TASK TO COMPLETE: Pictures do not belong in the copy; quote every entry below exactly.

-- BEGIN RECORDS --

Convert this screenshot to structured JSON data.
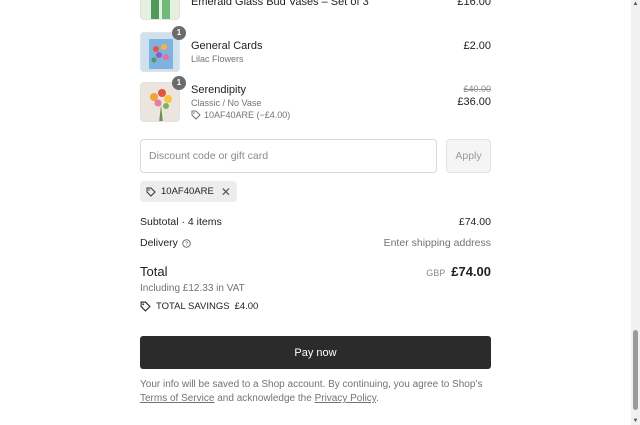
{
  "items": [
    {
      "name": "Emerald Glass Bud Vases – Set of 3",
      "price": "£16.00"
    },
    {
      "quantity": "1",
      "name": "General Cards",
      "variant": "Lilac Flowers",
      "price": "£2.00"
    },
    {
      "quantity": "1",
      "name": "Serendipity",
      "variant": "Classic / No Vase",
      "discount": "10AF40ARE (−£4.00)",
      "original_price": "£40.00",
      "price": "£36.00"
    }
  ],
  "discount_form": {
    "placeholder": "Discount code or gift card",
    "apply_label": "Apply"
  },
  "applied_code": "10AF40ARE",
  "summary": {
    "subtotal_label": "Subtotal · 4 items",
    "subtotal_value": "£74.00",
    "delivery_label": "Delivery",
    "delivery_value": "Enter shipping address",
    "total_label": "Total",
    "currency": "GBP",
    "total_value": "£74.00",
    "vat_note": "Including £12.33 in VAT",
    "savings_label": "TOTAL SAVINGS",
    "savings_value": "£4.00"
  },
  "pay_label": "Pay now",
  "legal": {
    "text_before": "Your info will be saved to a Shop account. By continuing, you agree to Shop’s",
    "terms_link": "Terms of Service",
    "text_middle": "and acknowledge the",
    "privacy_link": "Privacy Policy",
    "text_end": "."
  },
  "colors": {
    "pay_button": "#2b2b2b",
    "chip_bg": "#ededed",
    "badge": "#6b6b6b"
  }
}
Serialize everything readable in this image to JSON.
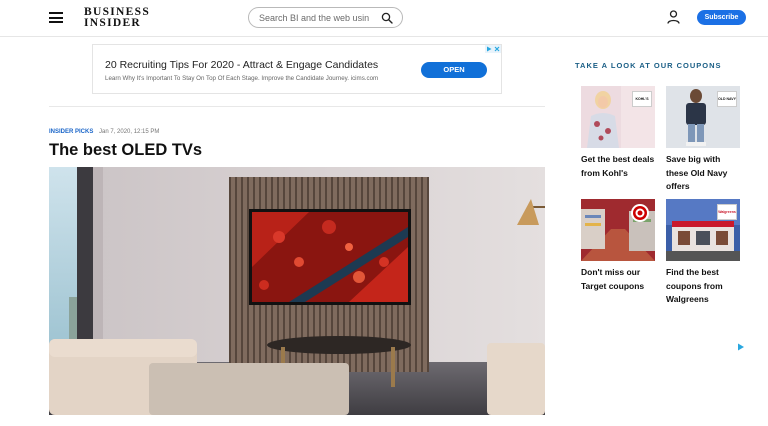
{
  "header": {
    "logo_line1": "BUSINESS",
    "logo_line2": "INSIDER",
    "search_placeholder": "Search BI and the web usin",
    "subscribe_label": "Subscribe"
  },
  "ad": {
    "title": "20 Recruiting Tips For 2020 - Attract & Engage Candidates",
    "description": "Learn Why It's Important To Stay On Top Of Each Stage. Improve the Candidate Journey. icims.com",
    "button_label": "OPEN"
  },
  "article": {
    "tag": "INSIDER PICKS",
    "date": "Jan 7, 2020, 12:15 PM",
    "headline": "The best OLED TVs"
  },
  "sidebar": {
    "heading": "TAKE A LOOK AT OUR COUPONS",
    "cards": [
      {
        "caption": "Get the best deals from Kohl's",
        "badge": "KOHL'S"
      },
      {
        "caption": "Save big with these Old Navy offers",
        "badge": "OLD NAVY"
      },
      {
        "caption": "Don't miss our Target coupons",
        "badge": ""
      },
      {
        "caption": "Find the best coupons from Walgreens",
        "badge": "Walgreens"
      }
    ]
  },
  "colors": {
    "accent": "#1b70e5",
    "kicker": "#1b66c9",
    "sidebar_heading": "#1b5f86"
  }
}
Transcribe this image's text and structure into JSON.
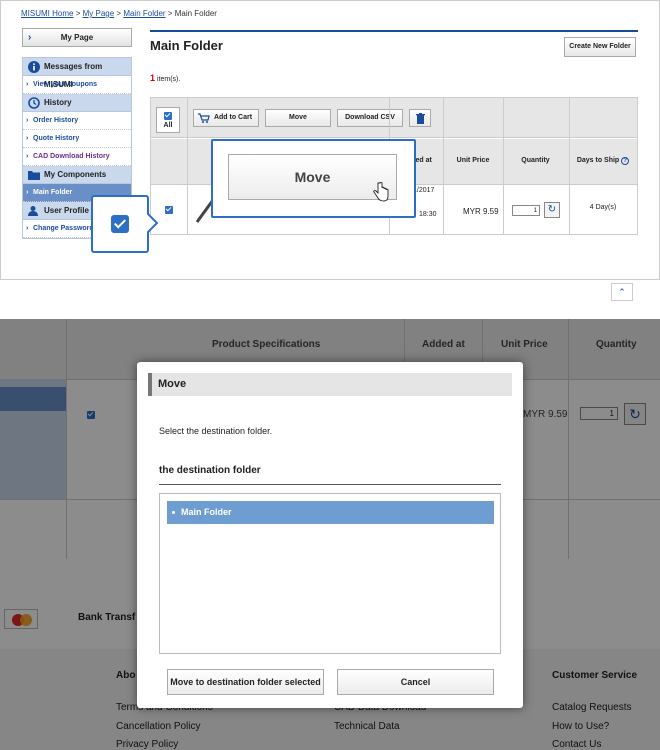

-- END RECORDS --

OUTPUT OF THE EXERCISE:
Convert this screenshot to structured JSON data.
{
  "items": [
    {
      "name": "Emerald Glass Bud Vases – Set of 3",
      "price": "£16.00"
    },
    {
      "quantity": "1",
      "name": "General Cards",
      "variant": "Lilac Flowers",
      "price": "£2.00"
    },
    {
      "quantity": "1",
      "name": "Serendipity",
      "variant": "Classic / No Vase",
      "discount": "10AF40ARE (−£4.00)",
      "original_price": "£40.00",
      "price": "£36.00"
    }
  ],
  "discount_form": {
    "placeholder": "Discount code or gift card",
    "apply_label": "Apply"
  },
  "applied_code": "10AF40ARE",
  "summary": {
    "subtotal_label": "Subtotal · 4 items",
    "subtotal_value": "£74.00",
    "delivery_label": "Delivery",
    "delivery_value": "Enter shipping address",
    "total_label": "Total",
    "currency": "GBP",
    "total_value": "£74.00",
    "vat_note": "Including £12.33 in VAT",
    "savings_label": "TOTAL SAVINGS",
    "savings_value": "£4.00"
  },
  "pay_label": "Pay now",
  "legal": {
    "text_before": "Your info will be saved to a Shop account. By continuing, you agree to Shop’s",
    "terms_link": "Terms of Service",
    "text_middle": "and acknowledge the",
    "privacy_link": "Privacy Policy",
    "text_end": "."
  },
  "colors": {
    "pay_button": "#2b2b2b",
    "chip_bg": "#ededed",
    "badge": "#6b6b6b"
  }
}
Serialize everything readable in this image to JSON.
{
  "header": {
    "logo_line1": "BUSINESS",
    "logo_line2": "INSIDER",
    "search_placeholder": "Search BI and the web usin",
    "subscribe_label": "Subscribe"
  },
  "ad": {
    "title": "20 Recruiting Tips For 2020 - Attract & Engage Candidates",
    "description": "Learn Why It's Important To Stay On Top Of Each Stage. Improve the Candidate Journey. icims.com",
    "button_label": "OPEN"
  },
  "article": {
    "tag": "INSIDER PICKS",
    "date": "Jan 7, 2020, 12:15 PM",
    "headline": "The best OLED TVs"
  },
  "sidebar": {
    "heading": "TAKE A LOOK AT OUR COUPONS",
    "cards": [
      {
        "caption": "Get the best deals from Kohl's",
        "badge": "KOHL'S"
      },
      {
        "caption": "Save big with these Old Navy offers",
        "badge": "OLD NAVY"
      },
      {
        "caption": "Don't miss our Target coupons",
        "badge": ""
      },
      {
        "caption": "Find the best coupons from Walgreens",
        "badge": "Walgreens"
      }
    ]
  },
  "colors": {
    "accent": "#1b70e5",
    "kicker": "#1b66c9",
    "sidebar_heading": "#1b5f86"
  }
}
Transcribe this image's text and structure into JSON.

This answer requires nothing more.